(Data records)
------------------------------------------------
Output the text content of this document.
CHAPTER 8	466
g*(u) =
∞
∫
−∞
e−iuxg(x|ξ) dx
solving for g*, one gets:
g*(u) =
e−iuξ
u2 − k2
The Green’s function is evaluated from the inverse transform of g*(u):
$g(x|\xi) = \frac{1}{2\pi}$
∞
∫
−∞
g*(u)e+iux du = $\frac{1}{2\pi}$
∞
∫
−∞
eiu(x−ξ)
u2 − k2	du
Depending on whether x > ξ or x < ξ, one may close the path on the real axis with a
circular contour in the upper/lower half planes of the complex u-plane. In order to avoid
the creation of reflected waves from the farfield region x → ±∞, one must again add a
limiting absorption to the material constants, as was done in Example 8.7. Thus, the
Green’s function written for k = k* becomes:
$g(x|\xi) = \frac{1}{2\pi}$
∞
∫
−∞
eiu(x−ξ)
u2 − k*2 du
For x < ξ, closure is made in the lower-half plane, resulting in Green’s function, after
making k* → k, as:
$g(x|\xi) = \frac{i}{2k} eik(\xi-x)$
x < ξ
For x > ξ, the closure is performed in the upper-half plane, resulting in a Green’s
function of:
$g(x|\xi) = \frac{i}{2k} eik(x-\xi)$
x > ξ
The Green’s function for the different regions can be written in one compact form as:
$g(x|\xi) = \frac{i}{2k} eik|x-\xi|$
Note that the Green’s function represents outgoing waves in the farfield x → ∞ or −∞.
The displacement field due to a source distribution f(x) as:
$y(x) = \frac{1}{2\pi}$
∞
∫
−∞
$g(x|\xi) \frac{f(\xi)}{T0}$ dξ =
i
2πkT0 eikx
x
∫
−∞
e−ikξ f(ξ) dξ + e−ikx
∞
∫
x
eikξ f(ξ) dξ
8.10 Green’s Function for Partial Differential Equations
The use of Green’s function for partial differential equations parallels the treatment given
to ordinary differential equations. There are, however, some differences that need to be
------------------------------------------------
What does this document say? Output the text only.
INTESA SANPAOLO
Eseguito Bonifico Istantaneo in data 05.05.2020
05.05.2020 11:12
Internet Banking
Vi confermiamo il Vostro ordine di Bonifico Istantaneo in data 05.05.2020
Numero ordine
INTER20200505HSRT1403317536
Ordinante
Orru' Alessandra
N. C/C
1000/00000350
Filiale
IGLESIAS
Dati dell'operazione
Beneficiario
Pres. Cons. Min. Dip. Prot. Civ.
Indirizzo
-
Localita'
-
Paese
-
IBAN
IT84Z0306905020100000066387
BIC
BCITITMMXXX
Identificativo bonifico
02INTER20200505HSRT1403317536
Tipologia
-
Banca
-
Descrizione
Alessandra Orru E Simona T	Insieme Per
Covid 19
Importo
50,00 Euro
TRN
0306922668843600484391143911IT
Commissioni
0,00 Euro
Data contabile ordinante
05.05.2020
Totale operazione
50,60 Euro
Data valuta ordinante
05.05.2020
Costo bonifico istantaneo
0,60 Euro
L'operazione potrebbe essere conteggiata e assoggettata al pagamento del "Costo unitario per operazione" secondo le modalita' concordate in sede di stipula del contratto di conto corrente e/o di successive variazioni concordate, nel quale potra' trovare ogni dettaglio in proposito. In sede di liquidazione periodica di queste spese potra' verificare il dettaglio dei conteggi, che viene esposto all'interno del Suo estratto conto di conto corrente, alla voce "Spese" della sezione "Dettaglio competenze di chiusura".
------------------------------------------------
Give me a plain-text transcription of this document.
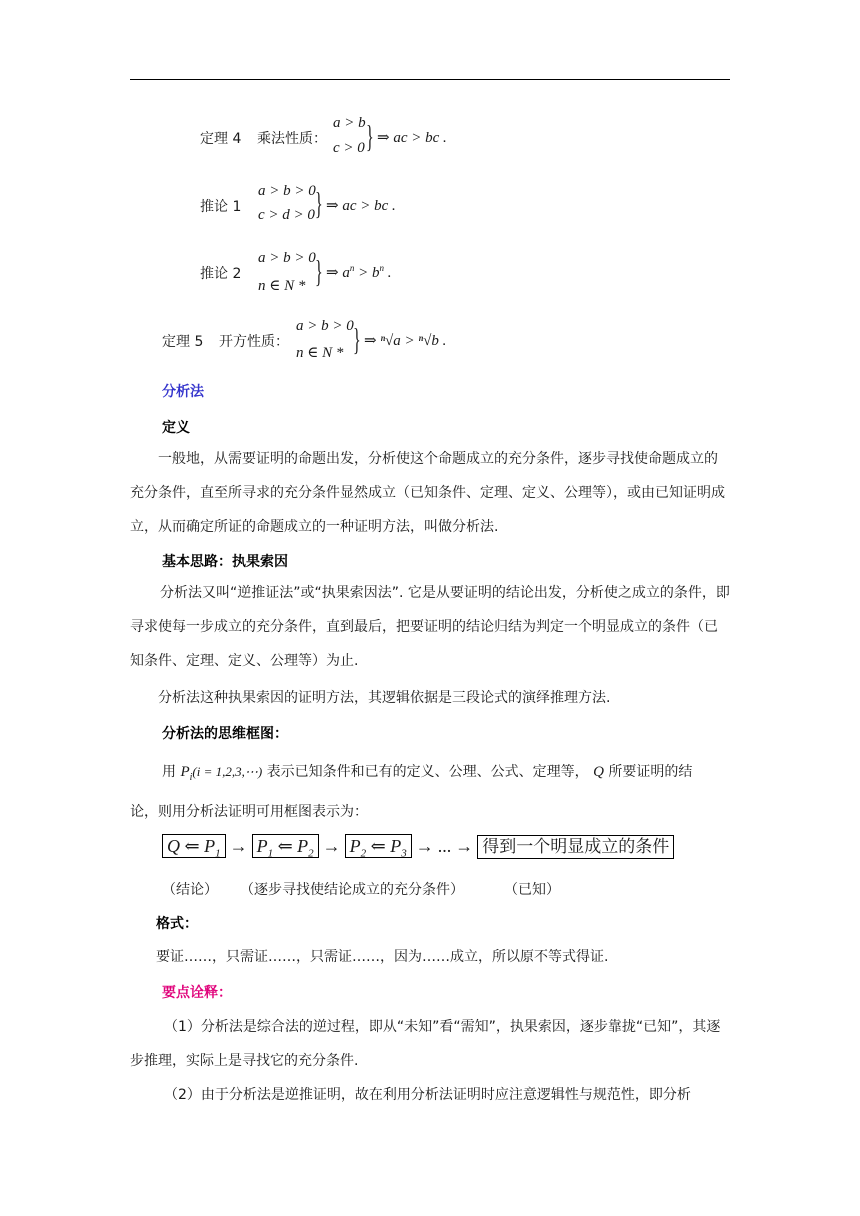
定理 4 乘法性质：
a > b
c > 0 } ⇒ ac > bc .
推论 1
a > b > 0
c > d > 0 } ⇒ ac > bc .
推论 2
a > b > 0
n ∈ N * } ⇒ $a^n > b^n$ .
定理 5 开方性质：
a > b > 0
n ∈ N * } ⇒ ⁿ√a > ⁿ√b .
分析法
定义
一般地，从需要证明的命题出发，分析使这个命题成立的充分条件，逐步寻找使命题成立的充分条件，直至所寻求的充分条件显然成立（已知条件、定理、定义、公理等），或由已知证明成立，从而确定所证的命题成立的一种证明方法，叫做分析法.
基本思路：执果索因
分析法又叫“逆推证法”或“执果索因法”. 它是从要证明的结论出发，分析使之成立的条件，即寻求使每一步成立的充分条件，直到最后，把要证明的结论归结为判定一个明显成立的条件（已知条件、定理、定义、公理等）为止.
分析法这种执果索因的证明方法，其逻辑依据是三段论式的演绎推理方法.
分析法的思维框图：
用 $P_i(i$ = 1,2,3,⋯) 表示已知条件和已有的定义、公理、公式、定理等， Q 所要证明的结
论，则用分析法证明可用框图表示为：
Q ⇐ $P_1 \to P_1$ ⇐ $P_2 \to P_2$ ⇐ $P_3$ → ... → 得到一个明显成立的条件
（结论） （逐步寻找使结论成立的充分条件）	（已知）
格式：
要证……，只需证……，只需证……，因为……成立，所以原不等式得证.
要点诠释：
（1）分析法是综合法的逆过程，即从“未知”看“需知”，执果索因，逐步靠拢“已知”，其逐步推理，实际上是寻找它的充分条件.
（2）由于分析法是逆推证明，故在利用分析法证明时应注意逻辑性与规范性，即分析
------------------------------------------------
### Goal of the exercise
Find how many lines in the material hold the word "written" and state that number alone.

### Exercise answer
2